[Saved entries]

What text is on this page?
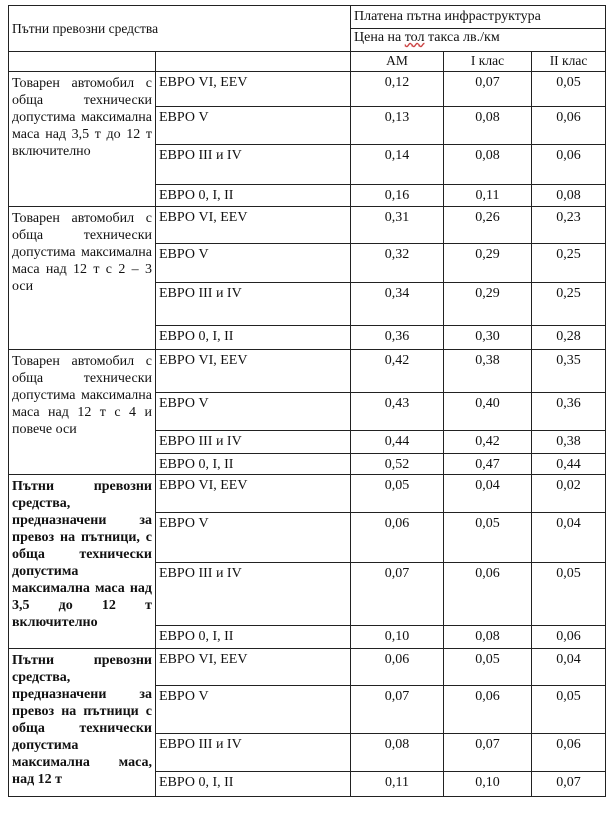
Пътни превозни средства		Платена пътна инфраструктура		
		Цена на тол такса лв./км		
		АМ	I клас	II клас
Товарен автомобил с обща технически допустима максимална маса над 3,5 т до 12 т включително	ЕВРО VI, EEV	0,12	0,07	0,05
	ЕВРО V	0,13	0,08	0,06
	ЕВРО III и IV	0,14	0,08	0,06
	ЕВРО 0, I, II	0,16	0,11	0,08
Товарен автомобил с обща технически допустима максимална маса над 12 т с 2 – 3 оси	ЕВРО VI, EEV	0,31	0,26	0,23
	ЕВРО V	0,32	0,29	0,25
	ЕВРО III и IV	0,34	0,29	0,25
	ЕВРО 0, I, II	0,36	0,30	0,28
Товарен автомобил с обща технически допустима максимална маса над 12 т с 4 и повече оси	ЕВРО VI, EEV	0,42	0,38	0,35
	ЕВРО V	0,43	0,40	0,36
	ЕВРО III и IV	0,44	0,42	0,38
	ЕВРО 0, I, II	0,52	0,47	0,44
Пътни превозни средства, предназначени за превоз на пътници, с обща технически допустима максимална маса над 3,5 до 12 т включително	ЕВРО VI, EEV	0,05	0,04	0,02
	ЕВРО V	0,06	0,05	0,04
	ЕВРО III и IV	0,07	0,06	0,05
	ЕВРО 0, I, II	0,10	0,08	0,06
Пътни превозни средства, предназначени за превоз на пътници с обща технически допустима максимална маса, над 12 т	ЕВРО VI, EEV	0,06	0,05	0,04
	ЕВРО V	0,07	0,06	0,05
	ЕВРО III и IV	0,08	0,07	0,06
	ЕВРО 0, I, II	0,11	0,10	0,07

### The task
Determine the number of lines in the records that include the string "автомобил", and respond with that number only.

### Exercise response
3